## begin Given text

Squared: Write once, Rust anywhere
This is a README FROM THE FUTURE, in that it described the workflow for something that doesn't exist yet.
Squared is a project for authoring pure-Rust libraries that can be integrated into any language on any operating system or environment. Squared can help you...
- publish a cross-language API for accessing your cloud service;
- squared currently supports Java/Kotlin, Python, JavaScript, C, C++, and Go, but adding new languages is easy.
- package up common code for use across mobile devices.
Want to see how easy squared can be? Check out our tutorial.
Pick your poison
squared can be used in three modes:
Mode | Performance | Sandboxing | Distribution |
---|---|---|---|
Raw FFI | 😎 Native | ⚠️ No | Portable binary artifact |
Sandboxed FFI using rlbox.dev | Good | ✅ Yes! | Portable binary artifact |
WebAssembly component | Good | ✅ Yes! | WASM module running anywhere, including the web |
Here are the key differences between the modes
- Raw FFI -- compiles Rust to native code and packages the library as a binary artifact with cosmopolitan. This offers the best performance, particularly for libraries that make good use of SIMD, but (a) means that you have to distribute a binary artifact, which can be a hassle; and (b) does not offer allow the library to be sandboxed.
- Sandboxed FFI -- compiles Rust to WebAssembly and then uses rlbox.dev to compile that to native code. Indirecting through WebAssembly costs some performance (typically around 10%) but gives the benefit of sandboxing. This means that the Rust code can be treated as untrusted by the host application.

## end Given text
## begin Items

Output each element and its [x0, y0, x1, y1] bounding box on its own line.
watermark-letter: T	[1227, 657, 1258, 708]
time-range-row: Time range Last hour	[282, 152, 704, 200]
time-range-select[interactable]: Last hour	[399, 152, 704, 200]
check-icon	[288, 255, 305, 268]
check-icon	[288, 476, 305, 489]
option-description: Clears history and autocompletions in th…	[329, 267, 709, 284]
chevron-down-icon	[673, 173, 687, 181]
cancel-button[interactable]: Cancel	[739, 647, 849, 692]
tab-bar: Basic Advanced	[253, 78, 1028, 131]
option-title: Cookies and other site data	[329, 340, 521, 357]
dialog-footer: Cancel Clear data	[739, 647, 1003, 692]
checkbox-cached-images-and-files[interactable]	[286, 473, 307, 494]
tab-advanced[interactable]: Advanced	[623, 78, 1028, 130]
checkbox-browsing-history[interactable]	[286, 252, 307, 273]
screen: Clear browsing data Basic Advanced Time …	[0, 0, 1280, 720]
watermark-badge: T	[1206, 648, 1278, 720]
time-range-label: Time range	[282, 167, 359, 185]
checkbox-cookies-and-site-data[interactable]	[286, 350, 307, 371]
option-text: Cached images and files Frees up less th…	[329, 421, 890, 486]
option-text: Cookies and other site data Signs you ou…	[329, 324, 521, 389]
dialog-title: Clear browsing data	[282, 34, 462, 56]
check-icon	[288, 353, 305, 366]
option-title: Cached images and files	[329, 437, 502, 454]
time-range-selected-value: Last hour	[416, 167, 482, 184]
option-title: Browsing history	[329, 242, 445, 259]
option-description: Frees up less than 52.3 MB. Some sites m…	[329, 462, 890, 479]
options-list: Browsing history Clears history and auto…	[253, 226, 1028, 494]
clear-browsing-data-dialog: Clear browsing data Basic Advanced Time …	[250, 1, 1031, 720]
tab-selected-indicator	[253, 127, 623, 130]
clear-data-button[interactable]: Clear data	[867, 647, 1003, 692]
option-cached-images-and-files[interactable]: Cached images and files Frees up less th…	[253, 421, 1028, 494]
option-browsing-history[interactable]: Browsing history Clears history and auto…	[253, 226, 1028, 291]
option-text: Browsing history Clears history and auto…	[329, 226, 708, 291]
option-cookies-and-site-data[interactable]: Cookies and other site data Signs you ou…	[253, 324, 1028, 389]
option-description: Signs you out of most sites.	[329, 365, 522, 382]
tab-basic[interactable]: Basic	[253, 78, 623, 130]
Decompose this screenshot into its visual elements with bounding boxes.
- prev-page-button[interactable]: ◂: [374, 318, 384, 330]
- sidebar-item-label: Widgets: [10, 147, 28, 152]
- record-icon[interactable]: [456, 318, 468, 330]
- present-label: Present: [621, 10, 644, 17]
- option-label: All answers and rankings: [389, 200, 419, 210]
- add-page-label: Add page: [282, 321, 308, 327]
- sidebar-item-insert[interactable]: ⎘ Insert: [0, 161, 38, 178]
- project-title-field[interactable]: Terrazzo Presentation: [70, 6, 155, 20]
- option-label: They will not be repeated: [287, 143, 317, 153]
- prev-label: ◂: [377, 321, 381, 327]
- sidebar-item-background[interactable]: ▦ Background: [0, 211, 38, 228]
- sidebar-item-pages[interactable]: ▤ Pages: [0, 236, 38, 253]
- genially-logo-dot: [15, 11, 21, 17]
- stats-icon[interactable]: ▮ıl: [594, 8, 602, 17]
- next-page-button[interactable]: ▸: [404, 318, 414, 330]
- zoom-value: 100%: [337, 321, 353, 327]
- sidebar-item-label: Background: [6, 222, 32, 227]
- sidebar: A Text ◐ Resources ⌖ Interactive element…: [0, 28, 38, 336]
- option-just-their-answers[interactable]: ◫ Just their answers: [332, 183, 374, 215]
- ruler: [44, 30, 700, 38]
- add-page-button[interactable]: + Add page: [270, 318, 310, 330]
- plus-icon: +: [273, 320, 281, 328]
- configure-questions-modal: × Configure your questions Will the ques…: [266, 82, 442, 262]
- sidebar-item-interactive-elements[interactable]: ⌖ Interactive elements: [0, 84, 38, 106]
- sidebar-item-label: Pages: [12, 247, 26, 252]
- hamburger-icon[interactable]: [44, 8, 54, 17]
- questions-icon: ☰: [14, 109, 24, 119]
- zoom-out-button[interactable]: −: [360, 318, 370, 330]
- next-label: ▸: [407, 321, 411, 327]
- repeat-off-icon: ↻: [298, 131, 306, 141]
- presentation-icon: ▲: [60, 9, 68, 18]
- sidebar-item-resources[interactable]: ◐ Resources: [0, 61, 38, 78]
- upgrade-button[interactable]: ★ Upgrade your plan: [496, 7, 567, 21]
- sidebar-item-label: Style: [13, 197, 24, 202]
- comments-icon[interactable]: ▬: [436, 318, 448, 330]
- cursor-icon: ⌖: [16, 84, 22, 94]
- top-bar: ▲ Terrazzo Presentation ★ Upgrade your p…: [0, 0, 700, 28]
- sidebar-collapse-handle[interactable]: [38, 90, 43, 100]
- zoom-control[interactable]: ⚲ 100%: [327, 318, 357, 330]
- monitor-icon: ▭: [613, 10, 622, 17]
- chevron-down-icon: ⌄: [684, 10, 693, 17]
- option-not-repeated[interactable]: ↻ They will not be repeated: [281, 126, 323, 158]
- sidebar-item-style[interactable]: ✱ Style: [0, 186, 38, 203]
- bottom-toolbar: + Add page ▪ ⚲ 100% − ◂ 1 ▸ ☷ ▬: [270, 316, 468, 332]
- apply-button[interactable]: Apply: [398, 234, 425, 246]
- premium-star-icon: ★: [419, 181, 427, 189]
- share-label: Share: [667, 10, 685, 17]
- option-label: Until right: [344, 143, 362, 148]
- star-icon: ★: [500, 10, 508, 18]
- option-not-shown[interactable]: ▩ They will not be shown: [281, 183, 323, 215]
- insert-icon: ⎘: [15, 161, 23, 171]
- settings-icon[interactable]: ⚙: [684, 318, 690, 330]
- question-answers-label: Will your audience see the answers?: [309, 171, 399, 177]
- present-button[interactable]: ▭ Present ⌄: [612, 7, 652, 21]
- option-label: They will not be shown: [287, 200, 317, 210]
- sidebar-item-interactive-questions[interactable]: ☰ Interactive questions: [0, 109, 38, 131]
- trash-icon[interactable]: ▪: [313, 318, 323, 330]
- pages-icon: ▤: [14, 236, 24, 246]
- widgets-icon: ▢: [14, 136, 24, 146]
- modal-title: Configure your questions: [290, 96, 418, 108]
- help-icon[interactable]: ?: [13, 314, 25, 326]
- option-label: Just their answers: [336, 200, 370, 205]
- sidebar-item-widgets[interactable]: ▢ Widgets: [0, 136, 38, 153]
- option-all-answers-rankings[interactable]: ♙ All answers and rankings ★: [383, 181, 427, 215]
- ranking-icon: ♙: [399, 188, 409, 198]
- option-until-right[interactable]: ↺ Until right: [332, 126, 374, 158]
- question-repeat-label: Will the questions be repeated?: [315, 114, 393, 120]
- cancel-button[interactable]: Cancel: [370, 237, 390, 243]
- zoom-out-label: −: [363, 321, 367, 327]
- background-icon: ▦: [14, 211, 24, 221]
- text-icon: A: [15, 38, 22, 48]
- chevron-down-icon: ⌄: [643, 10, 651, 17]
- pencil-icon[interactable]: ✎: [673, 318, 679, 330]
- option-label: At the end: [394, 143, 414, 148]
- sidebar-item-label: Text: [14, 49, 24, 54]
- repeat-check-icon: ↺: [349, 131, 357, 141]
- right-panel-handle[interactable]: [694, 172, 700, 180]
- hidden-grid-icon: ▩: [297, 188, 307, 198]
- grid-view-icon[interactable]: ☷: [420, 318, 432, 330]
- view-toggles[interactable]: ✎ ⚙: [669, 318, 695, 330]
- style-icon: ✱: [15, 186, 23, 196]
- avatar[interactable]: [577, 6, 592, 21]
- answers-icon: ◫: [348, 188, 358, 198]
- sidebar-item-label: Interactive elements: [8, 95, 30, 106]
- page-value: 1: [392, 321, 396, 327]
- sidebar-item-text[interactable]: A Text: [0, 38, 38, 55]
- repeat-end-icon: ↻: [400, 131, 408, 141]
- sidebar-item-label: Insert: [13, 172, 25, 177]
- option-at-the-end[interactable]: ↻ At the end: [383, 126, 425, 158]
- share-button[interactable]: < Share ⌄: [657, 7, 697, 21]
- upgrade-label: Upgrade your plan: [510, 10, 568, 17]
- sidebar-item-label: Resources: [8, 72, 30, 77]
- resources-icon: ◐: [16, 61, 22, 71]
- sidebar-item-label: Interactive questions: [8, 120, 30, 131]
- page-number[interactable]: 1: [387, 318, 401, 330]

## end Items

## Task 1
Transcribe the part of the Squared README starting at "Want to see" and ending at "to be sandboxed.".
## Task 2
In the Squared README, what performance cost does indirecting through WebAssembly typically carry?
## Task 3
Decide whether each statement agrees with the Squared README. Answer yes or no, and quote the deciding words of the README.
(a) The WebAssembly component mode can run on the web.
(b) Sandboxed FFI compiles Rust straight to native code without going through WebAssembly.
(c) Squared can be used in three modes.

## Exercise solution 1
Want to see how easy squared can be? Check out our tutorial.
Pick your poison
squared can be used in three modes:
Mode | Performance | Sandboxing | Distribution |
---|---|---|---|
Raw FFI | 😎 Native | ⚠️ No | Portable binary artifact |
Sandboxed FFI using rlbox.dev | Good | ✅ Yes! | Portable binary artifact |
WebAssembly component | Good | ✅ Yes! | WASM module running anywhere, including the web |
Here are the key differences between the modes
- Raw FFI -- compiles Rust to native code and packages the library as a binary artifact with cosmopolitan. This offers the best performance, particularly for libraries that make good use of SIMD, but (a) means that you have to distribute a binary artifact, which can be a hassle; and (b) does not offer allow the library to be sandboxed.

## Exercise solution 2
Typically around 10%.

## Exercise solution 3
(a) Yes: "WASM module running anywhere, including the web"
(b) No: "compiles Rust to WebAssembly and then uses rlbox.dev to compile that to native code"
(c) Yes: "squared can be used in three modes"